■ Objective ■
Format the lines from the very first one up to and including the line with "split-label-table: 燃烧 匙" as a numbered list. Leave out any blank lines.

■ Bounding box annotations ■

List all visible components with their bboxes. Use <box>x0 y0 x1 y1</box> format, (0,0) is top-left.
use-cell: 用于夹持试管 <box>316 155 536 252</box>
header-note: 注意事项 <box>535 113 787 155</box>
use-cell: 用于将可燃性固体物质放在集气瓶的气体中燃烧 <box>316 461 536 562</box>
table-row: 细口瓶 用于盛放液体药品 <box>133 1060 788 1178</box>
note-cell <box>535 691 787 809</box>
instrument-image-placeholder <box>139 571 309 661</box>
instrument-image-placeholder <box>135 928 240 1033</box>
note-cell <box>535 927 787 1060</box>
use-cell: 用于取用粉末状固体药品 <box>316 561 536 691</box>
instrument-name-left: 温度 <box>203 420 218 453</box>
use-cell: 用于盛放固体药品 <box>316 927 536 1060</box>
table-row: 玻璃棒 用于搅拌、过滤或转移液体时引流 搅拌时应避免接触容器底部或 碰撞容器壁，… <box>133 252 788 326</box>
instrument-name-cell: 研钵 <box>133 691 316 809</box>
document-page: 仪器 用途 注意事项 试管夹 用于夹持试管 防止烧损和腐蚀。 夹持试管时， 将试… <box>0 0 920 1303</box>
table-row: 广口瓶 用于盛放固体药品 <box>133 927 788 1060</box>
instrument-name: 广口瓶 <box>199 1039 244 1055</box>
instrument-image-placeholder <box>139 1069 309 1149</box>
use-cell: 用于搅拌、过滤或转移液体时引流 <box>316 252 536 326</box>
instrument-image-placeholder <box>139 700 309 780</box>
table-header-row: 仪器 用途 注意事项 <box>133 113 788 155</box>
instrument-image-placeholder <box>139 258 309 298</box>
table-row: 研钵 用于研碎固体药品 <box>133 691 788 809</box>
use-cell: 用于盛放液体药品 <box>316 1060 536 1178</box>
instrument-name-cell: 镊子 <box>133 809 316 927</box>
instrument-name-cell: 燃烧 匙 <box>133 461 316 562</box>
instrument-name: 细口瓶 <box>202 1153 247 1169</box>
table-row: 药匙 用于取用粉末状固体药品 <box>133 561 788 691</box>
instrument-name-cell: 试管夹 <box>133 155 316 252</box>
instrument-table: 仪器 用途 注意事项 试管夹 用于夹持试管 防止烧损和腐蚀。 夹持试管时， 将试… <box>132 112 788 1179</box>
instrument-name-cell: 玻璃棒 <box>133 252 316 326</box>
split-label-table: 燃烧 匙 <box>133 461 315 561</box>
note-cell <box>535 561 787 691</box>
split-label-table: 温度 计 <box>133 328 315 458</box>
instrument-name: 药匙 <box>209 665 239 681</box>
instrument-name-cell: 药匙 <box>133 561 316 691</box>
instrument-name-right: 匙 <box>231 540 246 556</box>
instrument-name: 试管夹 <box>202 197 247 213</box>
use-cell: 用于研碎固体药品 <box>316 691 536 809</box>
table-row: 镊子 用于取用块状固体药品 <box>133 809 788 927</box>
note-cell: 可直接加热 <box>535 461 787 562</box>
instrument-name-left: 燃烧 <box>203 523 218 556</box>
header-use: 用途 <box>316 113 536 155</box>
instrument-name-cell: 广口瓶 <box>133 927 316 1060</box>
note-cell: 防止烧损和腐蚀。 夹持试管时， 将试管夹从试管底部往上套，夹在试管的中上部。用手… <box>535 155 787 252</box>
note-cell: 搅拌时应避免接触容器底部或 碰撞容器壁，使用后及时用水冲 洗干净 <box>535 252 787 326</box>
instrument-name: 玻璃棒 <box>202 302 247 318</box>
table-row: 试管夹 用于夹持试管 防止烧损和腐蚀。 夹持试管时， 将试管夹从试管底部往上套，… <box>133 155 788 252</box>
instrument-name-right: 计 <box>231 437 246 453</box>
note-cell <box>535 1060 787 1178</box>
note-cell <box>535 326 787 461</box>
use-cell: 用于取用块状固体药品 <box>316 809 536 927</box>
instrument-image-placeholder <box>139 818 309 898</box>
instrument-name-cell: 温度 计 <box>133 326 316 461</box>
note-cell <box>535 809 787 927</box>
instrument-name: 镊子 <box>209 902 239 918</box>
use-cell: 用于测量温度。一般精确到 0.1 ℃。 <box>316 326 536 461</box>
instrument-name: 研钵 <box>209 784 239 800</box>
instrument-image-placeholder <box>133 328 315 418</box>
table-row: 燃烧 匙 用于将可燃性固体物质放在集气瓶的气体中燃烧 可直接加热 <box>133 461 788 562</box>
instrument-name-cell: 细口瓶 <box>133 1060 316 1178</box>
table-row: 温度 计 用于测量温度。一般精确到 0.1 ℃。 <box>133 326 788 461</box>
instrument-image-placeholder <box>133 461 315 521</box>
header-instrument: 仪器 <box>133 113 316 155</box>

■ Exercise solution ■
1. List all visible components with their bboxes. Use <box>x0 y0 x1 y1</box> format, (0,0) is top-left.
2. use-cell: 用于夹持试管 <box>316 155 536 252</box>
3. header-note: 注意事项 <box>535 113 787 155</box>
4. use-cell: 用于将可燃性固体物质放在集气瓶的气体中燃烧 <box>316 461 536 562</box>
5. table-row: 细口瓶 用于盛放液体药品 <box>133 1060 788 1178</box>
6. note-cell <box>535 691 787 809</box>
7. instrument-image-placeholder <box>139 571 309 661</box>
8. instrument-image-placeholder <box>135 928 240 1033</box>
9. note-cell <box>535 927 787 1060</box>
10. use-cell: 用于取用粉末状固体药品 <box>316 561 536 691</box>
11. instrument-name-left: 温度 <box>203 420 218 453</box>
12. use-cell: 用于盛放固体药品 <box>316 927 536 1060</box>
13. table-row: 玻璃棒 用于搅拌、过滤或转移液体时引流 搅拌时应避免接触容器底部或 碰撞容器壁，… <box>133 252 788 326</box>
14. instrument-name-cell: 研钵 <box>133 691 316 809</box>
15. document-page: 仪器 用途 注意事项 试管夹 用于夹持试管 防止烧损和腐蚀。 夹持试管时， 将试… <box>0 0 920 1303</box>
16. table-row: 广口瓶 用于盛放固体药品 <box>133 927 788 1060</box>
17. instrument-name: 广口瓶 <box>199 1039 244 1055</box>
18. instrument-image-placeholder <box>139 1069 309 1149</box>
19. use-cell: 用于搅拌、过滤或转移液体时引流 <box>316 252 536 326</box>
20. instrument-image-placeholder <box>139 700 309 780</box>
21. table-header-row: 仪器 用途 注意事项 <box>133 113 788 155</box>
22. instrument-image-placeholder <box>139 258 309 298</box>
23. table-row: 研钵 用于研碎固体药品 <box>133 691 788 809</box>
24. use-cell: 用于盛放液体药品 <box>316 1060 536 1178</box>
25. instrument-name-cell: 镊子 <box>133 809 316 927</box>
26. instrument-name-cell: 燃烧 匙 <box>133 461 316 562</box>
27. instrument-name: 细口瓶 <box>202 1153 247 1169</box>
28. table-row: 药匙 用于取用粉末状固体药品 <box>133 561 788 691</box>
29. instrument-name-cell: 试管夹 <box>133 155 316 252</box>
30. instrument-table: 仪器 用途 注意事项 试管夹 用于夹持试管 防止烧损和腐蚀。 夹持试管时， 将试… <box>132 112 788 1179</box>
31. instrument-name-cell: 玻璃棒 <box>133 252 316 326</box>
32. split-label-table: 燃烧 匙 <box>133 461 315 561</box>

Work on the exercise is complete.